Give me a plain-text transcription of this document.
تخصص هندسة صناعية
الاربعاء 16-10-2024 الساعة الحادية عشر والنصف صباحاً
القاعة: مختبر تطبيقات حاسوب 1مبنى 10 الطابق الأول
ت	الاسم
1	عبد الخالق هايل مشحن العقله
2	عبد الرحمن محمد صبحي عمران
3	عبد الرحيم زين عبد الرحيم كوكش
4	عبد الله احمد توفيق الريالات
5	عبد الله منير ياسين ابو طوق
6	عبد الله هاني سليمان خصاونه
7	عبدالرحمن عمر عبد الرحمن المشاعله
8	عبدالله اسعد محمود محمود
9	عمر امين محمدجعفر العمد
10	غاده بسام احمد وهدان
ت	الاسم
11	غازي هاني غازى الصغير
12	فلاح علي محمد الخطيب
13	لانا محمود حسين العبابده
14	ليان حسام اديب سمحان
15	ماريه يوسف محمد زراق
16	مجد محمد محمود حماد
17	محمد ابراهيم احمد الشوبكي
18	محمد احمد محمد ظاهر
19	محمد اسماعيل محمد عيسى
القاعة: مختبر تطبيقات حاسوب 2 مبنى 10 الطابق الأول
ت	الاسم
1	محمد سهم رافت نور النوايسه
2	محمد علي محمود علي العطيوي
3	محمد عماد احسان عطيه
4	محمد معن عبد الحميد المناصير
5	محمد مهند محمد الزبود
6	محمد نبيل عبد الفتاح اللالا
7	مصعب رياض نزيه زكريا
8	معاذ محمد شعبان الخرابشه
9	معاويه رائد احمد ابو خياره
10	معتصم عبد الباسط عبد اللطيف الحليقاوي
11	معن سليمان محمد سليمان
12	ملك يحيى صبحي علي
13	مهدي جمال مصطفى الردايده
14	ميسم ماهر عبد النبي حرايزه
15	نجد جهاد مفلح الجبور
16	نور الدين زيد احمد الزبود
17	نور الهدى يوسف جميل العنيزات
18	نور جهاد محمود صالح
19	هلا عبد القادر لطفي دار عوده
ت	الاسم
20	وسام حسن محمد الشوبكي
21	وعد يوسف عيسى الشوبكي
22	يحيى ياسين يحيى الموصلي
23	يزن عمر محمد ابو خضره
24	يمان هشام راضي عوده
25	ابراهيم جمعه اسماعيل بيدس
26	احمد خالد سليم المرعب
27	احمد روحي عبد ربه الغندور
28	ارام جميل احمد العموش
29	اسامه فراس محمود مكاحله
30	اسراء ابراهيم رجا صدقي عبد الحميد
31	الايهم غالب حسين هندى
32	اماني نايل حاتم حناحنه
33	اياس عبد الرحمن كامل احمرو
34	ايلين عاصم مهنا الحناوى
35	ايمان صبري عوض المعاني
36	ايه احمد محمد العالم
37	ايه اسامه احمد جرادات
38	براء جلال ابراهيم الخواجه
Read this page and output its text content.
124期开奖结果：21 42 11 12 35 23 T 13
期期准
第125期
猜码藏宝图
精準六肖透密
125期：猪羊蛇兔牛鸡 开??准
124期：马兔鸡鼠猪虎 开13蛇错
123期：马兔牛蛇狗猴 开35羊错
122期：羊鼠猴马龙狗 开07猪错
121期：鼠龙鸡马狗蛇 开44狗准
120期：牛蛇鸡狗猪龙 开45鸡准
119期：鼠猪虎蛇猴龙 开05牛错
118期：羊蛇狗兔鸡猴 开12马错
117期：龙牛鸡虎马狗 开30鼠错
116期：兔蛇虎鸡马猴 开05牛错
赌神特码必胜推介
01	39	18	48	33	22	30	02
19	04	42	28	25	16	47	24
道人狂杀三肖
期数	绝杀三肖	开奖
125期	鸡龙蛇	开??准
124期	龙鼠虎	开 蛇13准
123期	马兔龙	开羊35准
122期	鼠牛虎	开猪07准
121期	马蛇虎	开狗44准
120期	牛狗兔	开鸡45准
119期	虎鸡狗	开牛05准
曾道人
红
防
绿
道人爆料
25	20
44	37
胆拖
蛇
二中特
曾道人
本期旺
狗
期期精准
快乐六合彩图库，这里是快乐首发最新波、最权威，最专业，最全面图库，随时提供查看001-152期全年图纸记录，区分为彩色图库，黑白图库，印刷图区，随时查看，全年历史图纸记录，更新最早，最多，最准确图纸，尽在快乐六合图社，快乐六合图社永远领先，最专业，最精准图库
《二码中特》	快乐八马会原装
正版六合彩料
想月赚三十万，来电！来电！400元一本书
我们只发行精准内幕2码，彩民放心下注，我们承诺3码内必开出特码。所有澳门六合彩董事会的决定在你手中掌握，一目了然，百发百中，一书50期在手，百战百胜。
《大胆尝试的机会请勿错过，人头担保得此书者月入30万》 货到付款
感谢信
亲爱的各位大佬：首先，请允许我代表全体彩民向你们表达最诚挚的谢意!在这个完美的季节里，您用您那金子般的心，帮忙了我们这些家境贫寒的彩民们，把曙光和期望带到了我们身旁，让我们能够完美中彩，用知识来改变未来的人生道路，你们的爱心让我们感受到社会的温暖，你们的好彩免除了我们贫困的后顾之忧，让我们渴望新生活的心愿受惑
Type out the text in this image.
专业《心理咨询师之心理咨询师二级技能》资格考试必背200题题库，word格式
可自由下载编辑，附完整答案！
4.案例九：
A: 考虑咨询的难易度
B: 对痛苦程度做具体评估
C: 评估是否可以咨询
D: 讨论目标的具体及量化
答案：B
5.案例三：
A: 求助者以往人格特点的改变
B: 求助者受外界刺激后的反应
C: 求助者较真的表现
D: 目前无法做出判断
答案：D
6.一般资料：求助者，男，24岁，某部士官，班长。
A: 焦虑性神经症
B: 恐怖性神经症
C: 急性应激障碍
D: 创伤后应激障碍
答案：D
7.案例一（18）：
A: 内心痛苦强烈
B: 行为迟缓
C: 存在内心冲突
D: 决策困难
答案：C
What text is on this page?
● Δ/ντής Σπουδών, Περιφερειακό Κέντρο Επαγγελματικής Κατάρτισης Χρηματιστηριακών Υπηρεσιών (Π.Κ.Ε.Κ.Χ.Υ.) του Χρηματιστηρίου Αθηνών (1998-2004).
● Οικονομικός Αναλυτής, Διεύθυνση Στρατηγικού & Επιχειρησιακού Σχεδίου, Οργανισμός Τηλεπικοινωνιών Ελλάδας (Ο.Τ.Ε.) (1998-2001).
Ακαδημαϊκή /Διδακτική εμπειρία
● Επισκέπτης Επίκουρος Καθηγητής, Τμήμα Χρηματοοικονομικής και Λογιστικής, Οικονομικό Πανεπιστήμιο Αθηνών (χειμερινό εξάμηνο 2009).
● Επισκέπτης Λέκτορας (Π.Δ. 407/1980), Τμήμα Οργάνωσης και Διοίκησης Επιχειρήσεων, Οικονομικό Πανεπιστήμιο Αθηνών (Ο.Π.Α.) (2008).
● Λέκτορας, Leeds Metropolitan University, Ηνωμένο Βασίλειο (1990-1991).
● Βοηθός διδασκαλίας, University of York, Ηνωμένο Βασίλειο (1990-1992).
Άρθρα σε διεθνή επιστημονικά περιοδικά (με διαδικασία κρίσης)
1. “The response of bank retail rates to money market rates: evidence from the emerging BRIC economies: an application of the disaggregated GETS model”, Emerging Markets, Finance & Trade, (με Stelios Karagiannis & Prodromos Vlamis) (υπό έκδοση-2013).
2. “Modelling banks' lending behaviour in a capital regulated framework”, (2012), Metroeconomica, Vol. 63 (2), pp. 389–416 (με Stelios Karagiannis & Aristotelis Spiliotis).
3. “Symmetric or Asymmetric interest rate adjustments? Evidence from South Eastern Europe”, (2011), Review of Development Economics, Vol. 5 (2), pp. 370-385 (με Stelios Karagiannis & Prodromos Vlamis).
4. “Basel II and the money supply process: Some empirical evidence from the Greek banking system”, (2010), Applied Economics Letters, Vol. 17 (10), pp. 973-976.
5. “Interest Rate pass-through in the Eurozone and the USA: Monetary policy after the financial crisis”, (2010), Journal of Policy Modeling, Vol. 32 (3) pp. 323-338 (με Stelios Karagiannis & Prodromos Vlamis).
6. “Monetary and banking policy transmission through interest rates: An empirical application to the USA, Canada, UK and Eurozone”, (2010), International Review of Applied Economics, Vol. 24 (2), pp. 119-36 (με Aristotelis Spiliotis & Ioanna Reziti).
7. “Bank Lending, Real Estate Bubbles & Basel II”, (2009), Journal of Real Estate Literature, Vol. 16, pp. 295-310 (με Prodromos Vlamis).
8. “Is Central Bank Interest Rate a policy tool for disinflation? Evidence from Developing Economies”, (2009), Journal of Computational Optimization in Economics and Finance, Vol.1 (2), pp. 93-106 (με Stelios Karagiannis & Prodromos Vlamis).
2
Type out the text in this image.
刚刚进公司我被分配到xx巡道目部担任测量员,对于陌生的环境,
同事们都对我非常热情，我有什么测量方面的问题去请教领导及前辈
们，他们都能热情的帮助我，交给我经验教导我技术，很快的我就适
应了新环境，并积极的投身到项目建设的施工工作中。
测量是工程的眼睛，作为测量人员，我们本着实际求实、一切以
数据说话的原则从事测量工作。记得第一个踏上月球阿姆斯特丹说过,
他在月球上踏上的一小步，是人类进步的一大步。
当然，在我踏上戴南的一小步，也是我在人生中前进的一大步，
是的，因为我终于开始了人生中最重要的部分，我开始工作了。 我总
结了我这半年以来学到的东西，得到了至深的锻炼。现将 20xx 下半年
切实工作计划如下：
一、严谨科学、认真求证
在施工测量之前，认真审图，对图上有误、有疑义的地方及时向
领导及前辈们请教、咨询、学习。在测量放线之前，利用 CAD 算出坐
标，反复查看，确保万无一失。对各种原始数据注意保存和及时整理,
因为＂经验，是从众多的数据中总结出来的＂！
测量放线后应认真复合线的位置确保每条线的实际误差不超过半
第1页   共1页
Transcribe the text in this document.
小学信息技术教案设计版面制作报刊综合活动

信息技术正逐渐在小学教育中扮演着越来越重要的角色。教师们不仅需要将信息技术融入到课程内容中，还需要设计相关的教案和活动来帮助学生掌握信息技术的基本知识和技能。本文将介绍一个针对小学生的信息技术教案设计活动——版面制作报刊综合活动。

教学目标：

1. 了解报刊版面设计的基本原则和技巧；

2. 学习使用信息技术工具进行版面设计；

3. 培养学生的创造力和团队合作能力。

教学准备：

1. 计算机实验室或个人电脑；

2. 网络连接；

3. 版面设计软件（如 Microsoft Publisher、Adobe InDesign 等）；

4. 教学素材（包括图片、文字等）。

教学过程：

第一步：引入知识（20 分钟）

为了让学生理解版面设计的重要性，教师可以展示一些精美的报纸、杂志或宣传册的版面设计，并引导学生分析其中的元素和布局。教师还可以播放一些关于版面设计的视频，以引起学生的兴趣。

JOB: Show every line of the records above that contains the word "this".

SOLUTION TO THE PROBLEM:
Give me a plain-text transcription of this document.
Read this page and output its text content.
Type out the text in this image.
What text is on this page?
Type out the text in this image.
Transcribe the text in this document.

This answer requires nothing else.